▶ **Requirement**
Using the string "acid" as the key, pull each matching line out of the records below.

▶ **Dataset entries**
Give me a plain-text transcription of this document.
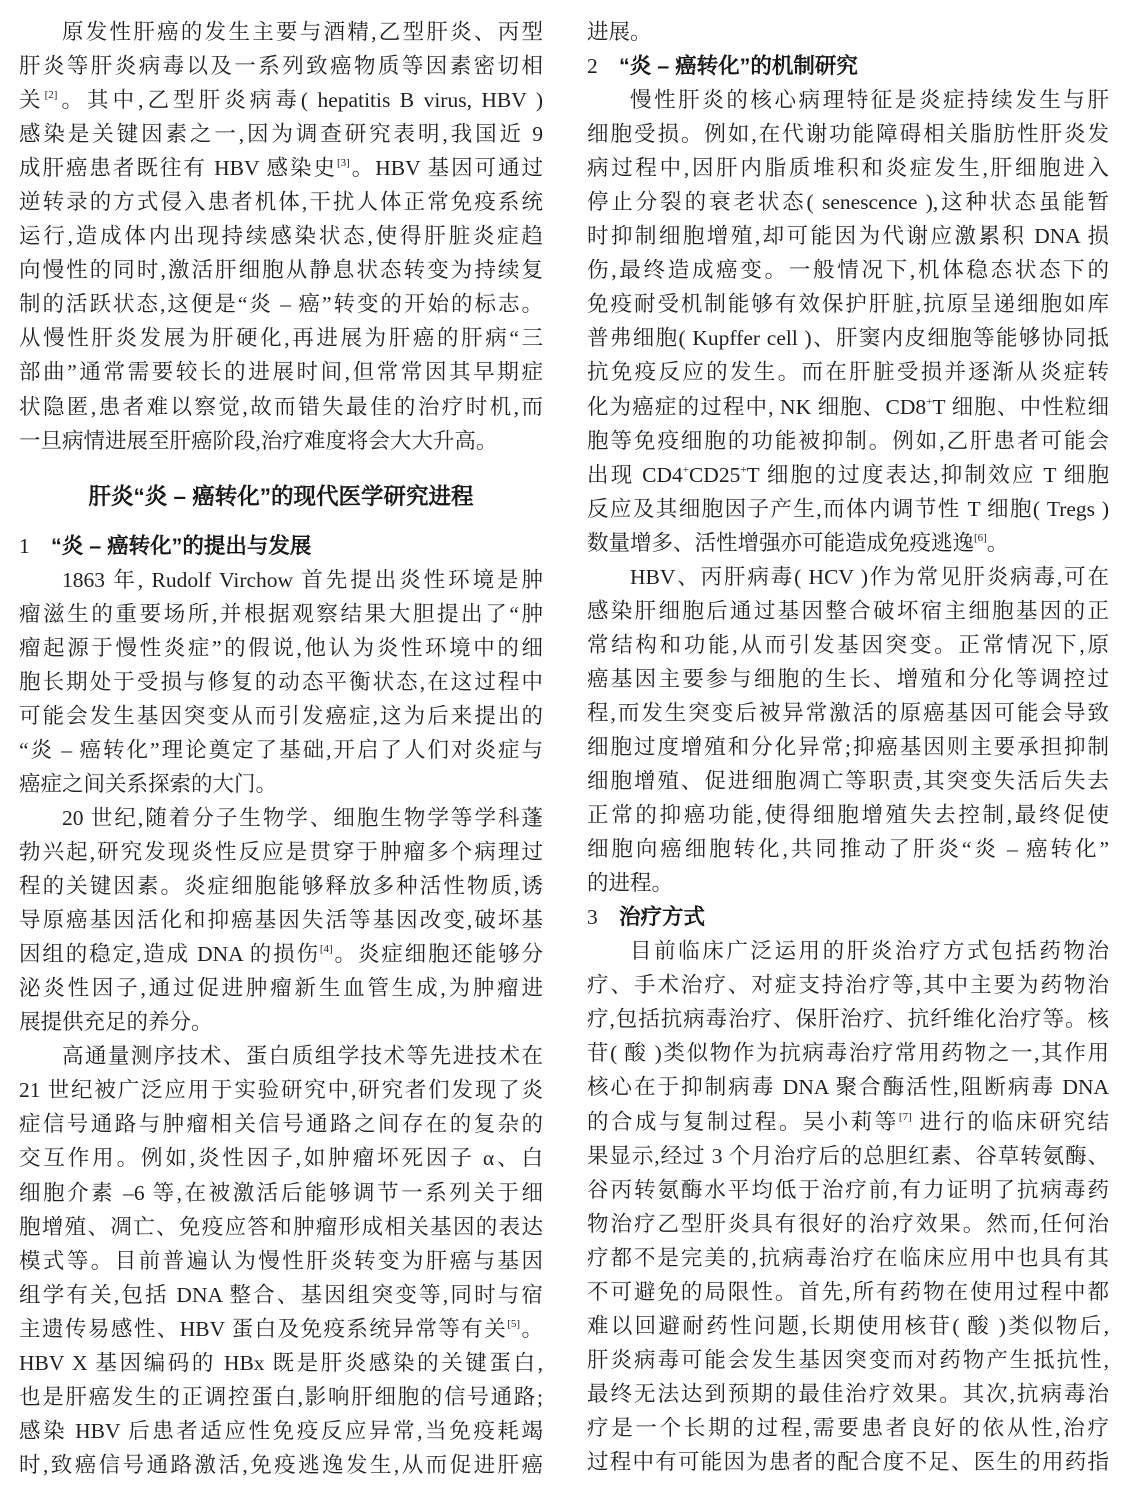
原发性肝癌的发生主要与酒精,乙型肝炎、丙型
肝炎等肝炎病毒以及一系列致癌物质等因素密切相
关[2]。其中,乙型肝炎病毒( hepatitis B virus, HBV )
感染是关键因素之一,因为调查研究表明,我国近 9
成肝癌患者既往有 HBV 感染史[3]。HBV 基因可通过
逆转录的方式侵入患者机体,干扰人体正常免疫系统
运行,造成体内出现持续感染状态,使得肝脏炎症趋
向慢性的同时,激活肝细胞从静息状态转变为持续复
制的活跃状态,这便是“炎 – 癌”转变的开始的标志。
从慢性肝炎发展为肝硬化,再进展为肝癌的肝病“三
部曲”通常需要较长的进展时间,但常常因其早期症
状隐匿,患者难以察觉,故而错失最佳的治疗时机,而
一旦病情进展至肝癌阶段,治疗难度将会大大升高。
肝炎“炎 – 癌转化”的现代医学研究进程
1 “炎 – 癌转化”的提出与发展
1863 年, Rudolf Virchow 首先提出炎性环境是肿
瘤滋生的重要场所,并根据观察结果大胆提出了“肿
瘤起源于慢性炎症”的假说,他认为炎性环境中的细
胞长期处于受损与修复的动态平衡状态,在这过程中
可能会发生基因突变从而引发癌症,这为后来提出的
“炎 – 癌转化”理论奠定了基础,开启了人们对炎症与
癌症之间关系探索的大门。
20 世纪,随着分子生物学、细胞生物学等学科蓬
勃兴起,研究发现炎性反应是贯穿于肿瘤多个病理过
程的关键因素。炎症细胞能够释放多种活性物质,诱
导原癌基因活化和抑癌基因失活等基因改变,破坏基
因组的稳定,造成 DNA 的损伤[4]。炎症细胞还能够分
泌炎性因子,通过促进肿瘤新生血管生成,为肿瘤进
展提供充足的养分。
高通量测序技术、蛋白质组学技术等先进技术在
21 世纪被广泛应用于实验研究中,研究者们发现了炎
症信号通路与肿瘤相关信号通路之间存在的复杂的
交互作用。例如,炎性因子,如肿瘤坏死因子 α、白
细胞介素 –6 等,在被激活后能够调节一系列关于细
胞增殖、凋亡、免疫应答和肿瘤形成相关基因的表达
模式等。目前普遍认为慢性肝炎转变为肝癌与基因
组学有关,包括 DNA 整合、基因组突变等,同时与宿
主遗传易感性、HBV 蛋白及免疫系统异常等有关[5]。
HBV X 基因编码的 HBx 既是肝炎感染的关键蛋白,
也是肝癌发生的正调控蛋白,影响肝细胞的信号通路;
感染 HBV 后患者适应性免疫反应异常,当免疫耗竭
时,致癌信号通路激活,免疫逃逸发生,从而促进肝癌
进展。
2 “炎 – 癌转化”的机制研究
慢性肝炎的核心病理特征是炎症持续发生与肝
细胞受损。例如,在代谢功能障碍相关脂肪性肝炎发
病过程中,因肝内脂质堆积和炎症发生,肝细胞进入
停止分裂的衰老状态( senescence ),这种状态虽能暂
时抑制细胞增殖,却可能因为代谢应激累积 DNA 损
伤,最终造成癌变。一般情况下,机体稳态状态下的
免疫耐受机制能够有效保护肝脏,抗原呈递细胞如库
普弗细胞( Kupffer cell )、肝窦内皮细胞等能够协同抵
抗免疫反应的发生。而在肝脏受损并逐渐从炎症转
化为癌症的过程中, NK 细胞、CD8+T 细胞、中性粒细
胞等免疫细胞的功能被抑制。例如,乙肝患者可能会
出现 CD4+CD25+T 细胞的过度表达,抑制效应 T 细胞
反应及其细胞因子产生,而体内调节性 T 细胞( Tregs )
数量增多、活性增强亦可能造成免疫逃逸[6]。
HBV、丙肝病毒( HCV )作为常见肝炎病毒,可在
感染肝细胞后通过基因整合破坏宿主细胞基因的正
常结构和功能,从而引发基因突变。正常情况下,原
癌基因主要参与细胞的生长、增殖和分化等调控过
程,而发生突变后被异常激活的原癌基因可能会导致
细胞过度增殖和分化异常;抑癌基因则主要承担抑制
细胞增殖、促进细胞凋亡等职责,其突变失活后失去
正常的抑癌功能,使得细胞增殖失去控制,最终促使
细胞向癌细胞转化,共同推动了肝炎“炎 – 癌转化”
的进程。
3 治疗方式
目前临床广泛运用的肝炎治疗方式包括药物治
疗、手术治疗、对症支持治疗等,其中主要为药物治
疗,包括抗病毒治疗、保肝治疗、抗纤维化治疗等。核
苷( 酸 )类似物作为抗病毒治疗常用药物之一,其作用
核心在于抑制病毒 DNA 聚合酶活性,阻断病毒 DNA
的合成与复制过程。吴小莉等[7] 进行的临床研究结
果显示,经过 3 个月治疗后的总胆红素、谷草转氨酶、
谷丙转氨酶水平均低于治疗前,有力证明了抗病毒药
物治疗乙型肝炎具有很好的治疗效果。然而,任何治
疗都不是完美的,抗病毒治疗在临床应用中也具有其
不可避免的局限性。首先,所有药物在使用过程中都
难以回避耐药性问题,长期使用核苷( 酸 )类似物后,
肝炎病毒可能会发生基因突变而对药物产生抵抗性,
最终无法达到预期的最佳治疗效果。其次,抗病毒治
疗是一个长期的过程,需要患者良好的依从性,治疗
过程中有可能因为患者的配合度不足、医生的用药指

==

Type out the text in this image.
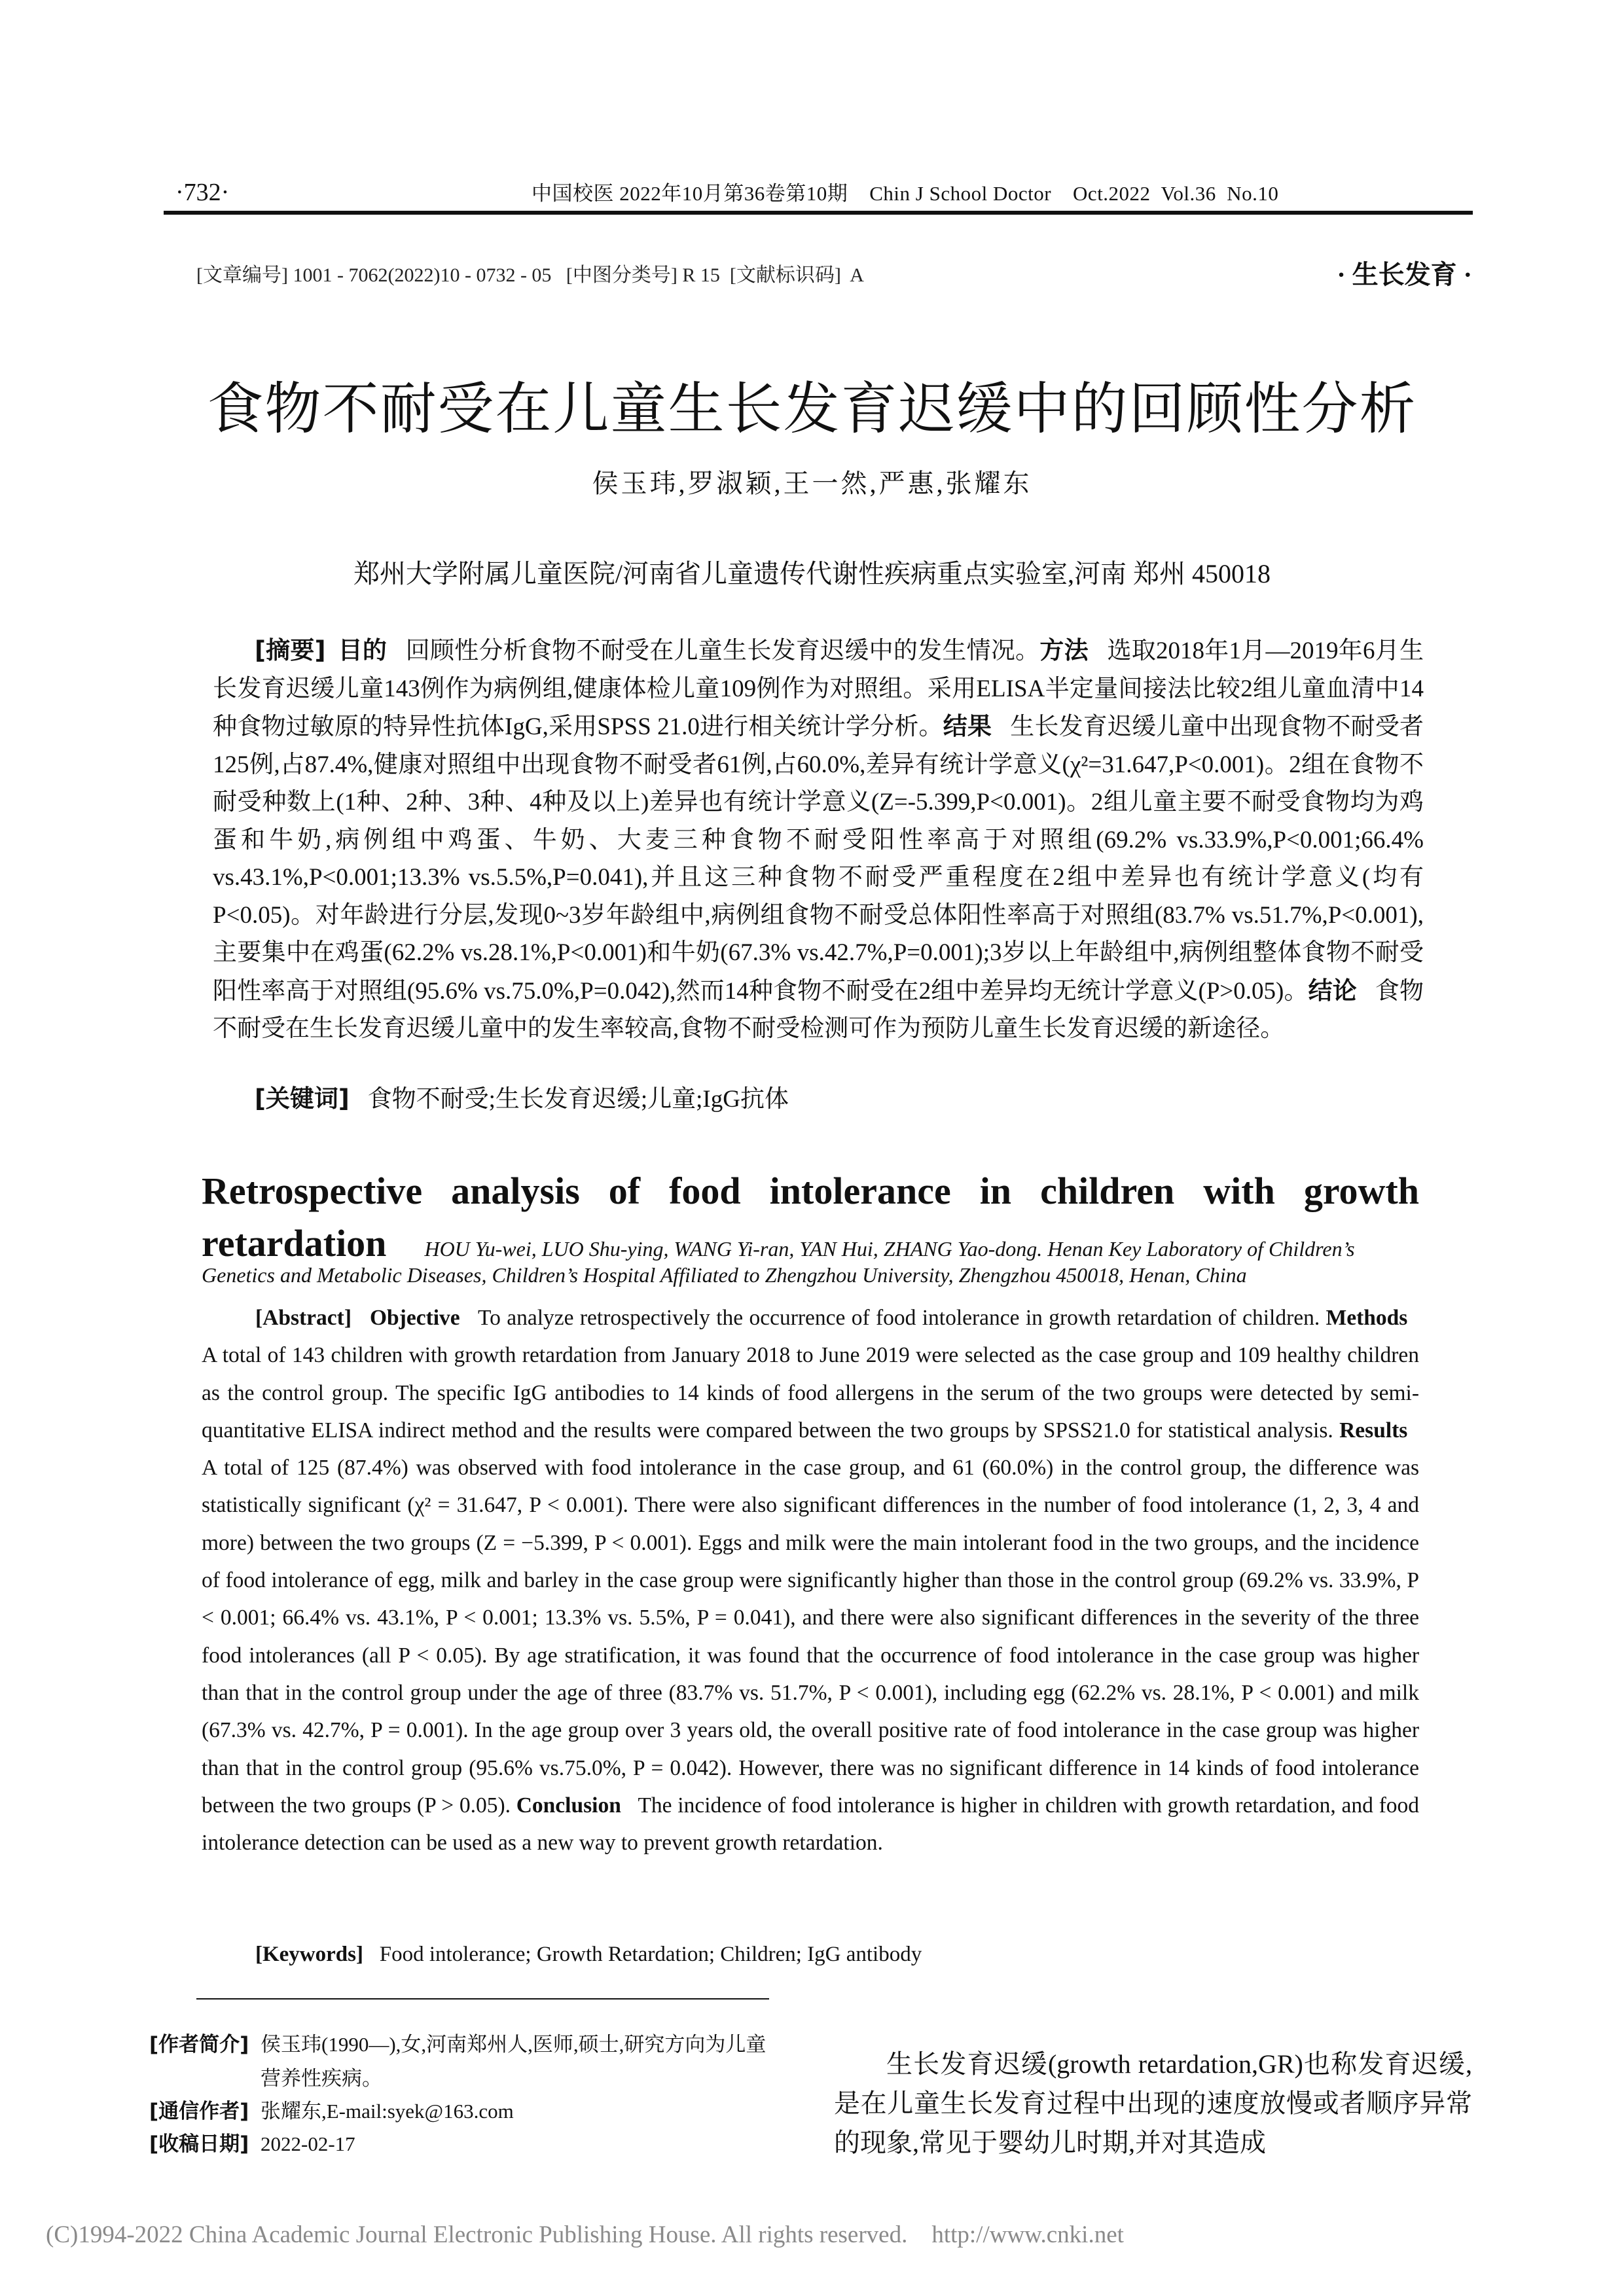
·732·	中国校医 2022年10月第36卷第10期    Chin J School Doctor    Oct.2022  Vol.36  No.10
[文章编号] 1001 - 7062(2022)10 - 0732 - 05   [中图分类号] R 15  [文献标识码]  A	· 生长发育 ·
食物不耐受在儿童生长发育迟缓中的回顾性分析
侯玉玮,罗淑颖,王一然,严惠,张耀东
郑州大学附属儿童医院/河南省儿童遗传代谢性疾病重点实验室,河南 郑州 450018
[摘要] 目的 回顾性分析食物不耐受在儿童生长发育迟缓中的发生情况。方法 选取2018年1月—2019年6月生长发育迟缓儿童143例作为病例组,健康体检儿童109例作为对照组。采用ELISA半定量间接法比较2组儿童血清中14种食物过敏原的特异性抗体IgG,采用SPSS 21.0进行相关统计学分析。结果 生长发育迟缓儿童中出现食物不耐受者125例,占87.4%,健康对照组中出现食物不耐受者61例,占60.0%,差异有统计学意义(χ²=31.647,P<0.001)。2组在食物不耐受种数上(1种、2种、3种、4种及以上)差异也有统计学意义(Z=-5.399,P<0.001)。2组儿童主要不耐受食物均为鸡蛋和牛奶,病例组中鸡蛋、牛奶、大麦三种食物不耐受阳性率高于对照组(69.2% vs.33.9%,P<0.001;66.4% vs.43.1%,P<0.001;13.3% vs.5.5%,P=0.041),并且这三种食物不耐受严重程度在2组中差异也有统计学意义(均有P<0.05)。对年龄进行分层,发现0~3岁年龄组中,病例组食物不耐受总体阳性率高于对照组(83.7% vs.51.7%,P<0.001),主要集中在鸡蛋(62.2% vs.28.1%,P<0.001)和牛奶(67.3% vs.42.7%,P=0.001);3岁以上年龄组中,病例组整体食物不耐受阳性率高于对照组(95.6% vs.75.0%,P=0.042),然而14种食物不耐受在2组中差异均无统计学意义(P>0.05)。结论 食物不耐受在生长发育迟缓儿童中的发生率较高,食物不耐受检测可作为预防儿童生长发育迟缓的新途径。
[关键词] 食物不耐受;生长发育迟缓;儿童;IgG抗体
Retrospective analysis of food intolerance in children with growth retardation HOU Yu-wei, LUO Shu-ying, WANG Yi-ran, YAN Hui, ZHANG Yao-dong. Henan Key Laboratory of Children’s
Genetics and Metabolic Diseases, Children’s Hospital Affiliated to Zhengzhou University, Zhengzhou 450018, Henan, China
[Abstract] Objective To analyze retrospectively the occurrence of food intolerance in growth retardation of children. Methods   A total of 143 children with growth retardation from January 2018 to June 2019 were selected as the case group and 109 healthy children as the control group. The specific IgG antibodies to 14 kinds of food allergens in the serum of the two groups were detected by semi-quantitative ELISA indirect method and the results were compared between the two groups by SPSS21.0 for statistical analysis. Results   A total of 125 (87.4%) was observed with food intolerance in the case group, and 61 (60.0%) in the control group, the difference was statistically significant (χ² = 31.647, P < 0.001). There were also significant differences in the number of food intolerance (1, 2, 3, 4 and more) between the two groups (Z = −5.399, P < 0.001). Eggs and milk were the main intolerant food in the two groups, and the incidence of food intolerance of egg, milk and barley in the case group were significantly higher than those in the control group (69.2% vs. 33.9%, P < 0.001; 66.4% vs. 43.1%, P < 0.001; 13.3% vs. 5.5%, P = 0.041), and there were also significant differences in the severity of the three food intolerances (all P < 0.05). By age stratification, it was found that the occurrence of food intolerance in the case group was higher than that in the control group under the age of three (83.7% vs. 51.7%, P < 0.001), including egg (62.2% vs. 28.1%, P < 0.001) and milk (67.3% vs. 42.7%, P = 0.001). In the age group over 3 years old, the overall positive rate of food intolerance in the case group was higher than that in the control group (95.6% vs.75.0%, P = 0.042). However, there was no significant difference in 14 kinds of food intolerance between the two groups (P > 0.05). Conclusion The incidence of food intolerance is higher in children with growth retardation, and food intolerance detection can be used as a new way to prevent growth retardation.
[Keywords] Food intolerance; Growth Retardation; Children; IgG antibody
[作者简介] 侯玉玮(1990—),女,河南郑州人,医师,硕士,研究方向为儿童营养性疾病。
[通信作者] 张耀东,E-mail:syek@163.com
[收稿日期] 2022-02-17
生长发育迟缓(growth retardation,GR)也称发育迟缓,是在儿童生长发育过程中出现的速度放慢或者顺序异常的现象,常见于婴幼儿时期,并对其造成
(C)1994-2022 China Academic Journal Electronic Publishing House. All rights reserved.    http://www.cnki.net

==

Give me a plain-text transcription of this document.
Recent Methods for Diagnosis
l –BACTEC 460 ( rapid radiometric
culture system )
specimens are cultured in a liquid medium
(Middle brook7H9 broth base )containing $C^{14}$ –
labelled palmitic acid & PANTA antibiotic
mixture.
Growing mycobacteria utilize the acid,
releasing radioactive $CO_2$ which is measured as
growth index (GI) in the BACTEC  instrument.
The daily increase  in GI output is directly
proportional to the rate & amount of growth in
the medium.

▶ **Answer to this task**
labelled palmitic acid & PANTA antibiotic
Growing mycobacteria utilize the acid,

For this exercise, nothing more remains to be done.